### Instructions for the task
Reproduce everything from the start of the records down to the line containing "position-chart-ytick-label: 40 <box>75", including that line.
─── Records provided ───
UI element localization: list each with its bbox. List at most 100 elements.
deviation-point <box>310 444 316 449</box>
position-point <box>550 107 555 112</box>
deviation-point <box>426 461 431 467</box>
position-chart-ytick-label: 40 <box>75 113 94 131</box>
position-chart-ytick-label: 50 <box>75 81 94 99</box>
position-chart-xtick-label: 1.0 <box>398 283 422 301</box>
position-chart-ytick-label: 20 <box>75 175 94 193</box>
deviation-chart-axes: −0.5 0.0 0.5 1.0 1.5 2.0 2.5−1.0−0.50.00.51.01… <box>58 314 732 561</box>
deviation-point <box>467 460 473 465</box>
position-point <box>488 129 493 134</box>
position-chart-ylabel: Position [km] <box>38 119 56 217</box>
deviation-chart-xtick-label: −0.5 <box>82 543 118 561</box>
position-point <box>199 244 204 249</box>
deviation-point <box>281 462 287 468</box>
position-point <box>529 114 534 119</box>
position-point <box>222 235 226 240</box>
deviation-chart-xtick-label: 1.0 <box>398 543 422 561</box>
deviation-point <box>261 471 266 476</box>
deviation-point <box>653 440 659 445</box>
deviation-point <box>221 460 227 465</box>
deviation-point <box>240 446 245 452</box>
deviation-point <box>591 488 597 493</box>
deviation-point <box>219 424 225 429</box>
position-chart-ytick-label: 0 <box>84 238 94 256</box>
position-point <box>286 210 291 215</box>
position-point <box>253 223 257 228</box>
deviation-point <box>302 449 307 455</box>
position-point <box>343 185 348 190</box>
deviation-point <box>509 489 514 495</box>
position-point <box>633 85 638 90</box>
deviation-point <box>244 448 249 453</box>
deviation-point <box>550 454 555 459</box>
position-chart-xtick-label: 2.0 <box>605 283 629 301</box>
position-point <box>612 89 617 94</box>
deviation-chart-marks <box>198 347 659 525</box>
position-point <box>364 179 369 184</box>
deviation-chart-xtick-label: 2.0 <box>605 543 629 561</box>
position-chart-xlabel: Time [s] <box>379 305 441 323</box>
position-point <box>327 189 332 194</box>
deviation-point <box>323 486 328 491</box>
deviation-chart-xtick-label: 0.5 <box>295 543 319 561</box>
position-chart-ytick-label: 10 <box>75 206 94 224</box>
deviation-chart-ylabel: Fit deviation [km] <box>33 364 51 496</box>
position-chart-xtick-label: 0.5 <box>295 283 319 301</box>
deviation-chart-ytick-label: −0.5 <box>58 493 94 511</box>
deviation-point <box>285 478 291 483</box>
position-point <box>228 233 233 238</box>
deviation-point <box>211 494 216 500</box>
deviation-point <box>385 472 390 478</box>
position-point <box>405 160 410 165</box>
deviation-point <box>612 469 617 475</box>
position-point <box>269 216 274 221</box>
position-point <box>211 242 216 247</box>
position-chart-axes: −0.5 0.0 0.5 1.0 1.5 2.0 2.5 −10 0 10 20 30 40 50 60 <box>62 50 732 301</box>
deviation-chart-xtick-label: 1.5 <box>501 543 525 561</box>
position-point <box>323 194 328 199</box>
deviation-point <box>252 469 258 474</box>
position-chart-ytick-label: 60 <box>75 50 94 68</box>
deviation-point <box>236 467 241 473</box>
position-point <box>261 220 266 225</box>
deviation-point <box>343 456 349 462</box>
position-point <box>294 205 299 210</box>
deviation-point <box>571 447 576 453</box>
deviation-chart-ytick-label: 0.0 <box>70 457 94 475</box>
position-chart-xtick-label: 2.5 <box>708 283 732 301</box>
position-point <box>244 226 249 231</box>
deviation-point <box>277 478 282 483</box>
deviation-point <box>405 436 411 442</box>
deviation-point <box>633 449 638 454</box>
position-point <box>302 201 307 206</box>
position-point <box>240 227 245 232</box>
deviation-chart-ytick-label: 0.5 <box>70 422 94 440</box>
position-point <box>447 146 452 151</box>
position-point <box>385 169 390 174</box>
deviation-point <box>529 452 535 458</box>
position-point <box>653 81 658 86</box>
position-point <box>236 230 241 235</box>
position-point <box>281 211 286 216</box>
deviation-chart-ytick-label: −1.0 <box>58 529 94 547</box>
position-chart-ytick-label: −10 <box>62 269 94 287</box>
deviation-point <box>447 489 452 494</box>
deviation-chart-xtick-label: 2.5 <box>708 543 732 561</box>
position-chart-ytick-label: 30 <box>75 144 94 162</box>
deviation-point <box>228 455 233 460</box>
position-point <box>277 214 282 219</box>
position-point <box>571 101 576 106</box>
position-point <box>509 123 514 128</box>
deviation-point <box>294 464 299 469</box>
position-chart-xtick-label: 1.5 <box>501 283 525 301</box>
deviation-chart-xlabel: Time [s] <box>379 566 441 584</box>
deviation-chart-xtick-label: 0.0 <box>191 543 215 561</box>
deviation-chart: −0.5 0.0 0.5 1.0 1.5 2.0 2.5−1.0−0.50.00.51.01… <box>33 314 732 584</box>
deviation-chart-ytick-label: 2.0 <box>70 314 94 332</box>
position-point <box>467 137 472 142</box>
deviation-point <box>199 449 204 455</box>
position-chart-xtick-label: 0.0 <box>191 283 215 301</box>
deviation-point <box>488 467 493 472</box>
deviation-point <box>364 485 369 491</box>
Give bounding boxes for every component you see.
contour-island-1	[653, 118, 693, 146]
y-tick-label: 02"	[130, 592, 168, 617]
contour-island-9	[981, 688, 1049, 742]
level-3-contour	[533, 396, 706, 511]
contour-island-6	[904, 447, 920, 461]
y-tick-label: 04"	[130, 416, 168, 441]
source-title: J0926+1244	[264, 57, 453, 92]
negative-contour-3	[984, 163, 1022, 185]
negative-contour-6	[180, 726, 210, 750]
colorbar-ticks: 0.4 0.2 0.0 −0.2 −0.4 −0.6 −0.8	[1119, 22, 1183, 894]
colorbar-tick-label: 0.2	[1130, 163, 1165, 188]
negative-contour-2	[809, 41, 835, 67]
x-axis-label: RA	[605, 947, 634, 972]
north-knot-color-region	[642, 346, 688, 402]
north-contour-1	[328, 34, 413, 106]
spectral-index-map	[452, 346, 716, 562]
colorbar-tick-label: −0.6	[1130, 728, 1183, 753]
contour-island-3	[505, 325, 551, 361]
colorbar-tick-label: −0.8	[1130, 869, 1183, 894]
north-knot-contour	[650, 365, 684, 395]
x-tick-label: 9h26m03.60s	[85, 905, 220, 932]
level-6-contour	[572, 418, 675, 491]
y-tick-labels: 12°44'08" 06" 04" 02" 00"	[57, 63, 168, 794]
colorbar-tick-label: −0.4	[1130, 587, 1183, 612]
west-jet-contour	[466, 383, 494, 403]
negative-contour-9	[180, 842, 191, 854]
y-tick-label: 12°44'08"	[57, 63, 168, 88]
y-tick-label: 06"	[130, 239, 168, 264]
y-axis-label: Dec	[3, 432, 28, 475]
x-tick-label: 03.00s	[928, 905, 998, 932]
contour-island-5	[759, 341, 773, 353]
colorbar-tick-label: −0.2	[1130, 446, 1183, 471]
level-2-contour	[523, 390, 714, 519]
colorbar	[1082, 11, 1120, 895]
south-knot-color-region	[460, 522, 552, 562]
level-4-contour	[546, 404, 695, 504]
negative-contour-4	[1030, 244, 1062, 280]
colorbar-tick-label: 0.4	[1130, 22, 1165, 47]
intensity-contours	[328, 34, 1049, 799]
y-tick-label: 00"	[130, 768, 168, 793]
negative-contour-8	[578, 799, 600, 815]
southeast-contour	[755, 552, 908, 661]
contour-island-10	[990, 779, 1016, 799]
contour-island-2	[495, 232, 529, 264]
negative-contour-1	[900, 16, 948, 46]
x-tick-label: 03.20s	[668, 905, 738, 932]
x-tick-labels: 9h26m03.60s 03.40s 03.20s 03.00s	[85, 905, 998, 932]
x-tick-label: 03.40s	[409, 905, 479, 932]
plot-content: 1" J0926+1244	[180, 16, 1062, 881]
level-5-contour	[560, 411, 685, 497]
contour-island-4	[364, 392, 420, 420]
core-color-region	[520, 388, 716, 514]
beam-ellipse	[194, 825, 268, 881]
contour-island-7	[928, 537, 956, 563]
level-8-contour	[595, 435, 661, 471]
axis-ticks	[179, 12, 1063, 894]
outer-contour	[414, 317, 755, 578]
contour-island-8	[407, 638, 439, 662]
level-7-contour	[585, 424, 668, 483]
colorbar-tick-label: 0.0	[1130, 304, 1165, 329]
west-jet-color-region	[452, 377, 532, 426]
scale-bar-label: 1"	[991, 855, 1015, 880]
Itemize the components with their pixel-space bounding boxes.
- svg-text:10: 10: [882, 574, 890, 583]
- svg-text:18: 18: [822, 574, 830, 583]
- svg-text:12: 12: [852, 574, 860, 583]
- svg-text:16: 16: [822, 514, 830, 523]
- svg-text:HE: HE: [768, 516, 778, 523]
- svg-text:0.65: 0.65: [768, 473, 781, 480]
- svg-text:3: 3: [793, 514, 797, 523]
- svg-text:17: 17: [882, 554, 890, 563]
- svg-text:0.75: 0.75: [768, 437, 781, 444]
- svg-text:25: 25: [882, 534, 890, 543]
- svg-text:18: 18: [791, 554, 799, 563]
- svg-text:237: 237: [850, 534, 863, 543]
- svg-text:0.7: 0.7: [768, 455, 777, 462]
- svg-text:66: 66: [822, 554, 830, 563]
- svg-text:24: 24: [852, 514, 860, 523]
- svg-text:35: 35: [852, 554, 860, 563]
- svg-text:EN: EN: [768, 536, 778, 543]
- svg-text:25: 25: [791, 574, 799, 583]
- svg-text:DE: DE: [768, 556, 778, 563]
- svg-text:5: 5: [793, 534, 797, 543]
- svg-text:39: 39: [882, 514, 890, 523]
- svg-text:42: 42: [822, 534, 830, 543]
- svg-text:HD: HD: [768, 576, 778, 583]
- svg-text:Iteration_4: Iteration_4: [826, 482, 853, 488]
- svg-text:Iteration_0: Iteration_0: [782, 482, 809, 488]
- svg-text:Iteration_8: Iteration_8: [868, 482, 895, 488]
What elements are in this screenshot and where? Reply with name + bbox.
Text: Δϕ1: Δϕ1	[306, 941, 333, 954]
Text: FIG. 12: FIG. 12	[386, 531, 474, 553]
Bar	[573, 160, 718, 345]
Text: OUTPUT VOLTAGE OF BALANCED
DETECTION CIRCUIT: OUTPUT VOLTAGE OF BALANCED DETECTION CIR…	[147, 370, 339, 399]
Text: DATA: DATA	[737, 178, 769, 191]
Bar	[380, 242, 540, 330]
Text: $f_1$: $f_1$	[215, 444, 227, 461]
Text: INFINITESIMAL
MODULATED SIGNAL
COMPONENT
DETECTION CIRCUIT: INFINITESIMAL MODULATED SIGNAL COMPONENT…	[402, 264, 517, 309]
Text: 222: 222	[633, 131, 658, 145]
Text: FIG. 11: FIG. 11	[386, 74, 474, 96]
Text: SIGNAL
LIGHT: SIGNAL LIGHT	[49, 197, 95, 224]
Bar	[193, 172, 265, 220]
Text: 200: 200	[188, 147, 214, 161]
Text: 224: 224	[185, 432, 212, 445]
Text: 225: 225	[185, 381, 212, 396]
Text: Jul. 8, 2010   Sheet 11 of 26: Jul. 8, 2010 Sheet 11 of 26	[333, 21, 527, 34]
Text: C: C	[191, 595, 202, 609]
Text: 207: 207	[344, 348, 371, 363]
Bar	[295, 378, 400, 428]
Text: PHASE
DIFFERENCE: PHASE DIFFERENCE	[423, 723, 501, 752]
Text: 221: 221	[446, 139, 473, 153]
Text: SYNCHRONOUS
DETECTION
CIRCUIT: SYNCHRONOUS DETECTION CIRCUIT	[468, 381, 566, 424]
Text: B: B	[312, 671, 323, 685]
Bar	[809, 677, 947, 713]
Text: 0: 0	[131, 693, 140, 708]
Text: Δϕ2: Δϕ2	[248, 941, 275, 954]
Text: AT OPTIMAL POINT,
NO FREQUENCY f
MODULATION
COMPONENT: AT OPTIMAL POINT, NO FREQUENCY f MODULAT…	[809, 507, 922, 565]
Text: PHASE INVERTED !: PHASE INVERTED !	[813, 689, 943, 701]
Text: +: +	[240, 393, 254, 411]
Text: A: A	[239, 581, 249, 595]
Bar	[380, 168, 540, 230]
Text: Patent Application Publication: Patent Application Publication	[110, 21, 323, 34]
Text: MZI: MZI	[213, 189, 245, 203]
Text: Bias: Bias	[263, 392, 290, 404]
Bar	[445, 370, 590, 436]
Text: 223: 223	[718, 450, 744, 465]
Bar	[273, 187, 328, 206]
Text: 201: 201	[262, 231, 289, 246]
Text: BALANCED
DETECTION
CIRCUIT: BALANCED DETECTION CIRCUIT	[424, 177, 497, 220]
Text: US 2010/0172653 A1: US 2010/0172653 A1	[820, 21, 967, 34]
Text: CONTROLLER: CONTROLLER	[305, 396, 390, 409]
───
### Problem solution
UI element localization: list each with its bbox. List at most 100 elements.
deviation-point <box>310 444 316 449</box>
position-point <box>550 107 555 112</box>
deviation-point <box>426 461 431 467</box>
position-chart-ytick-label: 40 <box>75 113 94 131</box>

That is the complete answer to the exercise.